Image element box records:
--- START ---
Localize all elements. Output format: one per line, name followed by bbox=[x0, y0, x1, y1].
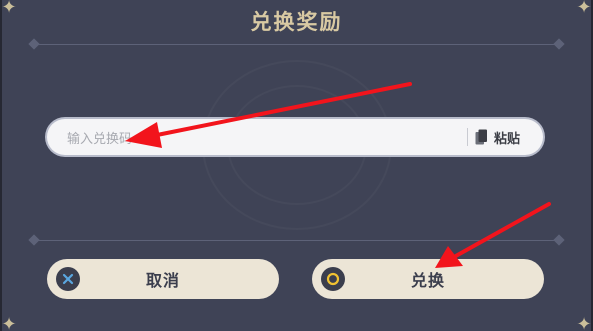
paste-icon bbox=[475, 129, 488, 145]
corner-ornament-icon: ✦ bbox=[576, 314, 592, 331]
top-divider bbox=[28, 38, 565, 50]
paste-button[interactable]: 粘贴 bbox=[475, 125, 520, 149]
corner-ornament-icon: ✦ bbox=[1, 314, 17, 331]
cross-icon bbox=[56, 267, 80, 291]
dialog-title: 兑换奖励 bbox=[250, 11, 343, 34]
redeem-label: 兑换 bbox=[410, 273, 445, 290]
redeem-dialog: ✦ ✦ ✦ ✦ 兑换奖励 粘贴 bbox=[0, 0, 593, 331]
redeem-code-input[interactable] bbox=[65, 119, 449, 157]
code-input-container: 粘贴 bbox=[45, 117, 545, 157]
cancel-button[interactable]: 取消 bbox=[47, 259, 279, 299]
circle-icon bbox=[321, 267, 345, 291]
input-separator bbox=[467, 128, 468, 146]
paste-label: 粘贴 bbox=[494, 130, 521, 146]
bottom-divider bbox=[28, 234, 565, 246]
redeem-button[interactable]: 兑换 bbox=[312, 259, 544, 299]
cancel-label: 取消 bbox=[145, 273, 180, 290]
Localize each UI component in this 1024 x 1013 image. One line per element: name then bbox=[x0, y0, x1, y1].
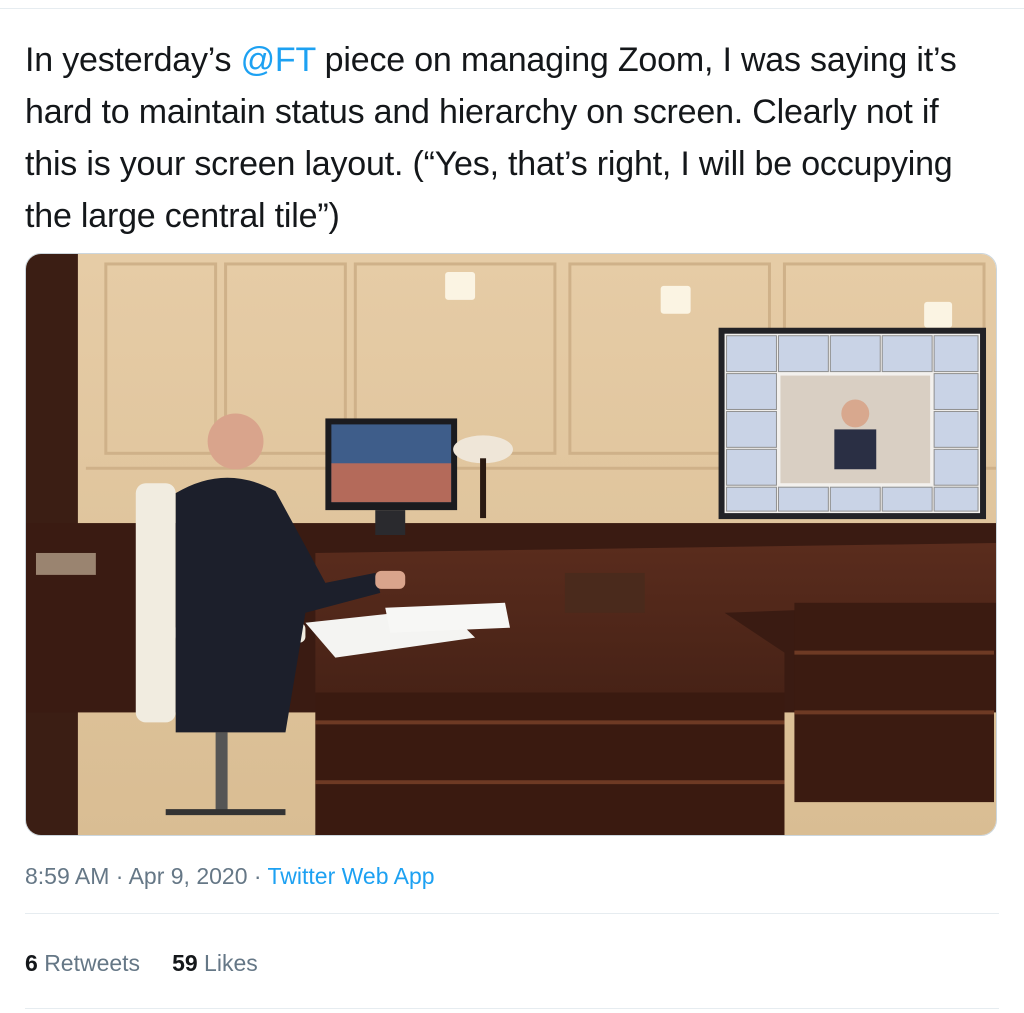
--- END ---
### [What needs to be done]
Retype every line of the records above exactly as they appear, leaving out the pictures.

### [Answer to the exercise]
Localize all elements. Output format: one per line, name followed by bbox=[x0, y0, x1, y1].
paste-icon bbox=[475, 129, 488, 145]
corner-ornament-icon: ✦ bbox=[576, 314, 592, 331]
top-divider bbox=[28, 38, 565, 50]
paste-button[interactable]: 粘贴 bbox=[475, 125, 520, 149]
corner-ornament-icon: ✦ bbox=[1, 314, 17, 331]
cross-icon bbox=[56, 267, 80, 291]
dialog-title: 兑换奖励 bbox=[250, 11, 343, 34]
redeem-label: 兑换 bbox=[410, 273, 445, 290]
redeem-dialog: ✦ ✦ ✦ ✦ 兑换奖励 粘贴 bbox=[0, 0, 593, 331]
redeem-code-input[interactable] bbox=[65, 119, 449, 157]
code-input-container: 粘贴 bbox=[45, 117, 545, 157]
cancel-button[interactable]: 取消 bbox=[47, 259, 279, 299]
circle-icon bbox=[321, 267, 345, 291]
input-separator bbox=[467, 128, 468, 146]
paste-label: 粘贴 bbox=[494, 130, 521, 146]
bottom-divider bbox=[28, 234, 565, 246]
redeem-button[interactable]: 兑换 bbox=[312, 259, 544, 299]
cancel-label: 取消 bbox=[145, 273, 180, 290]
Localize each UI component in this 1024 x 1013 image. One line per element: name then bbox=[x0, y0, x1, y1].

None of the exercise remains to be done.